# Dataset records

+ + +

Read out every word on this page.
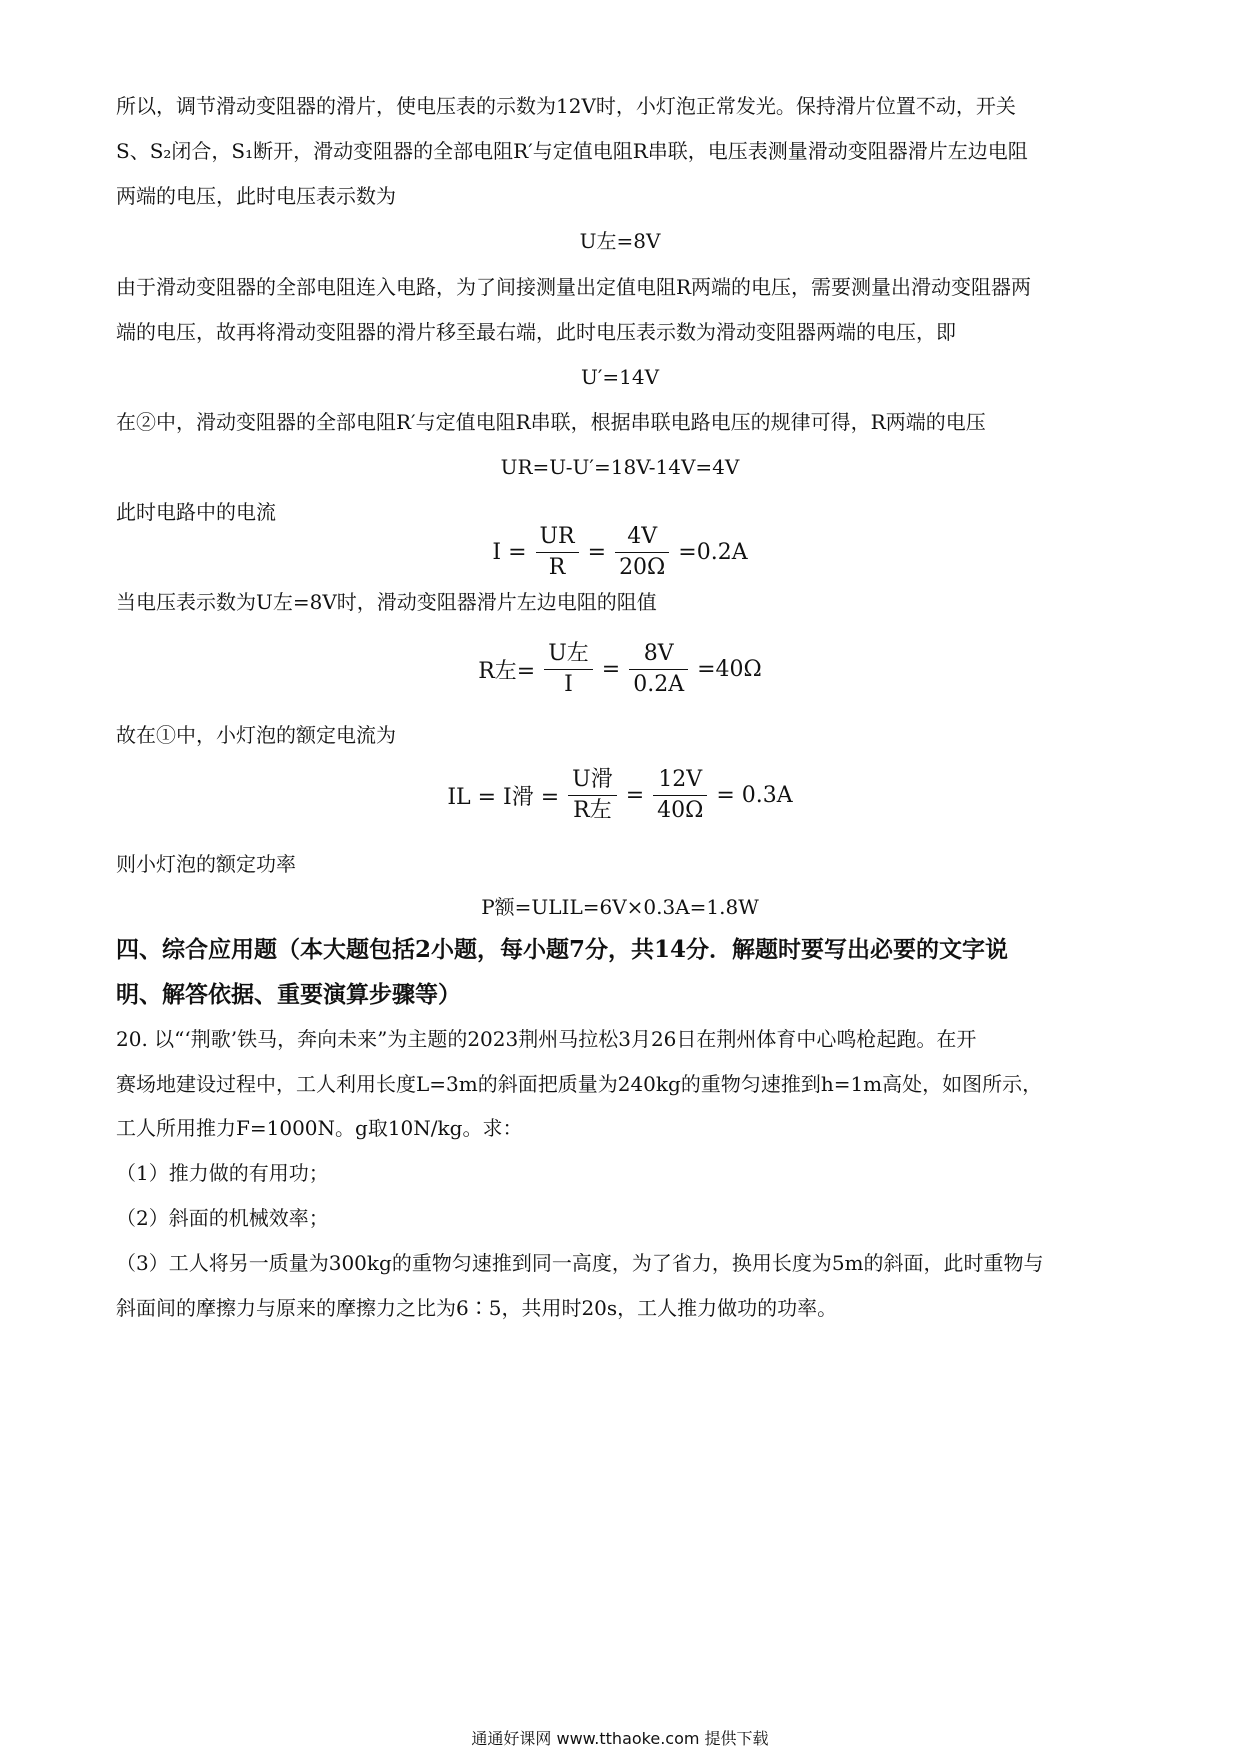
所以，调节滑动变阻器的滑片，使电压表的示数为12V时，小灯泡正常发光。保持滑片位置不动，开关
S、S₂闭合，S₁断开，滑动变阻器的全部电阻R′与定值电阻R串联，电压表测量滑动变阻器滑片左边电阻
两端的电压，此时电压表示数为
U左=8V
由于滑动变阻器的全部电阻连入电路，为了间接测量出定值电阻R两端的电压，需要测量出滑动变阻器两
端的电压，故再将滑动变阻器的滑片移至最右端，此时电压表示数为滑动变阻器两端的电压，即
U′=14V
在②中，滑动变阻器的全部电阻R′与定值电阻R串联，根据串联电路电压的规律可得，R两端的电压
UR=U-U′=18V-14V=4V
此时电路中的电流
$I = \frac{UR}{R} = \frac{4V}{20\Omega} =0.2A$
当电压表示数为U左=8V时，滑动变阻器滑片左边电阻的阻值
R左= $\frac{\text{U左}}{I} = \frac{8V}{0.2A} =40\Omega$
故在①中，小灯泡的额定电流为
IL = I滑 = $\frac{\text{U滑}}{\text{R左}} = \frac{12V}{40\Omega} = 0.3A$
则小灯泡的额定功率
P额=ULIL=6V×0.3A=1.8W
四、综合应用题（本大题包括2小题，每小题7分，共14分．解题时要写出必要的文字说
明、解答依据、重要演算步骤等）
20. 以“‘荆歌’铁马，奔向未来”为主题的2023荆州马拉松3月26日在荆州体育中心鸣枪起跑。在开
赛场地建设过程中，工人利用长度L=3m的斜面把质量为240kg的重物匀速推到h=1m高处，如图所示，
工人所用推力F=1000N。g取10N/kg。求：
（1）推力做的有用功；
（2）斜面的机械效率；
（3）工人将另一质量为300kg的重物匀速推到同一高度，为了省力，换用长度为5m的斜面，此时重物与
斜面间的摩擦力与原来的摩擦力之比为6∶5，共用时20s，工人推力做功的功率。
通通好课网 www.tthaoke.com 提供下载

+ + +

# What is asked
Make an exact copy of the data above, pictures excluded.

# Task result
Read out every word on this page.
所以，调节滑动变阻器的滑片，使电压表的示数为12V时，小灯泡正常发光。保持滑片位置不动，开关
S、S₂闭合，S₁断开，滑动变阻器的全部电阻R′与定值电阻R串联，电压表测量滑动变阻器滑片左边电阻
两端的电压，此时电压表示数为
U左=8V
由于滑动变阻器的全部电阻连入电路，为了间接测量出定值电阻R两端的电压，需要测量出滑动变阻器两
端的电压，故再将滑动变阻器的滑片移至最右端，此时电压表示数为滑动变阻器两端的电压，即
U′=14V
在②中，滑动变阻器的全部电阻R′与定值电阻R串联，根据串联电路电压的规律可得，R两端的电压
UR=U-U′=18V-14V=4V
此时电路中的电流
$I = \frac{UR}{R} = \frac{4V}{20\Omega} =0.2A$
当电压表示数为U左=8V时，滑动变阻器滑片左边电阻的阻值
R左= $\frac{\text{U左}}{I} = \frac{8V}{0.2A} =40\Omega$
故在①中，小灯泡的额定电流为
IL = I滑 = $\frac{\text{U滑}}{\text{R左}} = \frac{12V}{40\Omega} = 0.3A$
则小灯泡的额定功率
P额=ULIL=6V×0.3A=1.8W
四、综合应用题（本大题包括2小题，每小题7分，共14分．解题时要写出必要的文字说
明、解答依据、重要演算步骤等）
20. 以“‘荆歌’铁马，奔向未来”为主题的2023荆州马拉松3月26日在荆州体育中心鸣枪起跑。在开
赛场地建设过程中，工人利用长度L=3m的斜面把质量为240kg的重物匀速推到h=1m高处，如图所示，
工人所用推力F=1000N。g取10N/kg。求：
（1）推力做的有用功；
（2）斜面的机械效率；
（3）工人将另一质量为300kg的重物匀速推到同一高度，为了省力，换用长度为5m的斜面，此时重物与
斜面间的摩擦力与原来的摩擦力之比为6∶5，共用时20s，工人推力做功的功率。
通通好课网 www.tthaoke.com 提供下载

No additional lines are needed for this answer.